--- Start of STORED ROWS ---

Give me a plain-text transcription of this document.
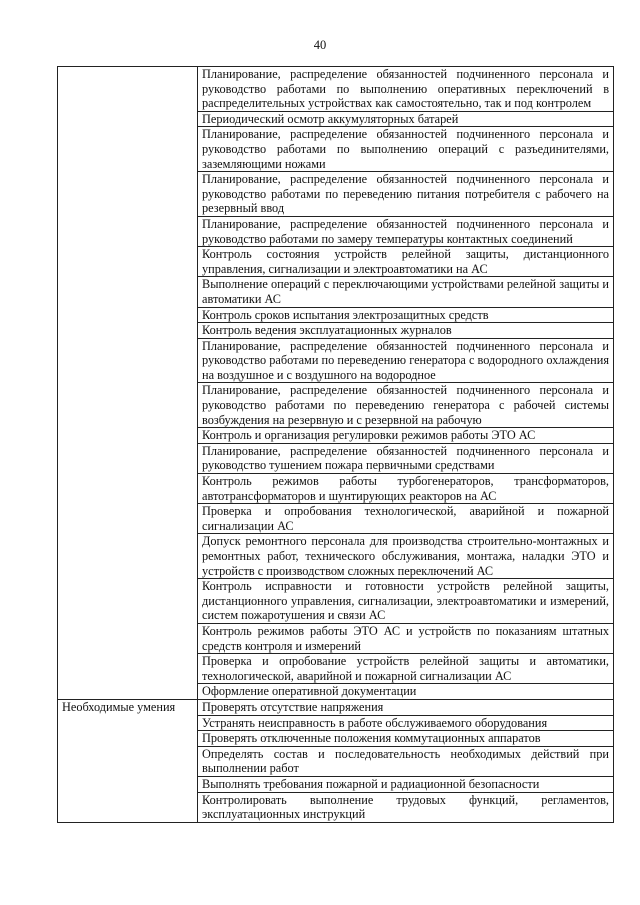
40
	Планирование, распределение обязанностей подчиненного персонала и руководство работами по выполнению оперативных переключений в распределительных устройствах как самостоятельно, так и под контролем
	Периодический осмотр аккумуляторных батарей
	Планирование, распределение обязанностей подчиненного персонала и руководство работами по выполнению операций с разъединителями, заземляющими ножами
	Планирование, распределение обязанностей подчиненного персонала и руководство работами по переведению питания потребителя с рабочего на резервный ввод
	Планирование, распределение обязанностей подчиненного персонала и руководство работами по замеру температуры контактных соединений
	Контроль состояния устройств релейной защиты, дистанционного управления, сигнализации и электроавтоматики на АС
	Выполнение операций с переключающими устройствами релейной защиты и автоматики АС
	Контроль сроков испытания электрозащитных средств
	Контроль ведения эксплуатационных журналов
	Планирование, распределение обязанностей подчиненного персонала и руководство работами по переведению генератора с водородного охлаждения на воздушное и с воздушного на водородное
	Планирование, распределение обязанностей подчиненного персонала и руководство работами по переведению генератора с рабочей системы возбуждения на резервную и с резервной на рабочую
	Контроль и организация регулировки режимов работы ЭТО АС
	Планирование, распределение обязанностей подчиненного персонала и руководство тушением пожара первичными средствами
	Контроль режимов работы турбогенераторов, трансформаторов, автотрансформаторов и шунтирующих реакторов на АС
	Проверка и опробования технологической, аварийной и пожарной сигнализации АС
	Допуск ремонтного персонала для производства строительно-монтажных и ремонтных работ, технического обслуживания, монтажа, наладки ЭТО и устройств с производством сложных переключений АС
	Контроль исправности и готовности устройств релейной защиты, дистанционного управления, сигнализации, электроавтоматики и измерений, систем пожаротушения и связи АС
	Контроль режимов работы ЭТО АС и устройств по показаниям штатных средств контроля и измерений
	Проверка и опробование устройств релейной защиты и автоматики, технологической, аварийной и пожарной сигнализации АС
	Оформление оперативной документации
Необходимые умения	Проверять отсутствие напряжения
	Устранять неисправность в работе обслуживаемого оборудования
	Проверять отключенные положения коммутационных аппаратов
	Определять состав и последовательность необходимых действий при выполнении работ
	Выполнять требования пожарной и радиационной безопасности
	Контролировать выполнение трудовых функций, регламентов, эксплуатационных инструкций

--- End of STORED ROWS ---

**GOAL OF THE EXERCISE:**
Every entry must be transcribed exactly. Pictures do not belong in the copy.

**RESPONSE:**
Give me a plain-text transcription of this document.
40
	Планирование, распределение обязанностей подчиненного персонала и руководство работами по выполнению оперативных переключений в распределительных устройствах как самостоятельно, так и под контролем
	Периодический осмотр аккумуляторных батарей
	Планирование, распределение обязанностей подчиненного персонала и руководство работами по выполнению операций с разъединителями, заземляющими ножами
	Планирование, распределение обязанностей подчиненного персонала и руководство работами по переведению питания потребителя с рабочего на резервный ввод
	Планирование, распределение обязанностей подчиненного персонала и руководство работами по замеру температуры контактных соединений
	Контроль состояния устройств релейной защиты, дистанционного управления, сигнализации и электроавтоматики на АС
	Выполнение операций с переключающими устройствами релейной защиты и автоматики АС
	Контроль сроков испытания электрозащитных средств
	Контроль ведения эксплуатационных журналов
	Планирование, распределение обязанностей подчиненного персонала и руководство работами по переведению генератора с водородного охлаждения на воздушное и с воздушного на водородное
	Планирование, распределение обязанностей подчиненного персонала и руководство работами по переведению генератора с рабочей системы возбуждения на резервную и с резервной на рабочую
	Контроль и организация регулировки режимов работы ЭТО АС
	Планирование, распределение обязанностей подчиненного персонала и руководство тушением пожара первичными средствами
	Контроль режимов работы турбогенераторов, трансформаторов, автотрансформаторов и шунтирующих реакторов на АС
	Проверка и опробования технологической, аварийной и пожарной сигнализации АС
	Допуск ремонтного персонала для производства строительно-монтажных и ремонтных работ, технического обслуживания, монтажа, наладки ЭТО и устройств с производством сложных переключений АС
	Контроль исправности и готовности устройств релейной защиты, дистанционного управления, сигнализации, электроавтоматики и измерений, систем пожаротушения и связи АС
	Контроль режимов работы ЭТО АС и устройств по показаниям штатных средств контроля и измерений
	Проверка и опробование устройств релейной защиты и автоматики, технологической, аварийной и пожарной сигнализации АС
	Оформление оперативной документации
Необходимые умения	Проверять отсутствие напряжения
	Устранять неисправность в работе обслуживаемого оборудования
	Проверять отключенные положения коммутационных аппаратов
	Определять состав и последовательность необходимых действий при выполнении работ
	Выполнять требования пожарной и радиационной безопасности
	Контролировать выполнение трудовых функций, регламентов, эксплуатационных инструкций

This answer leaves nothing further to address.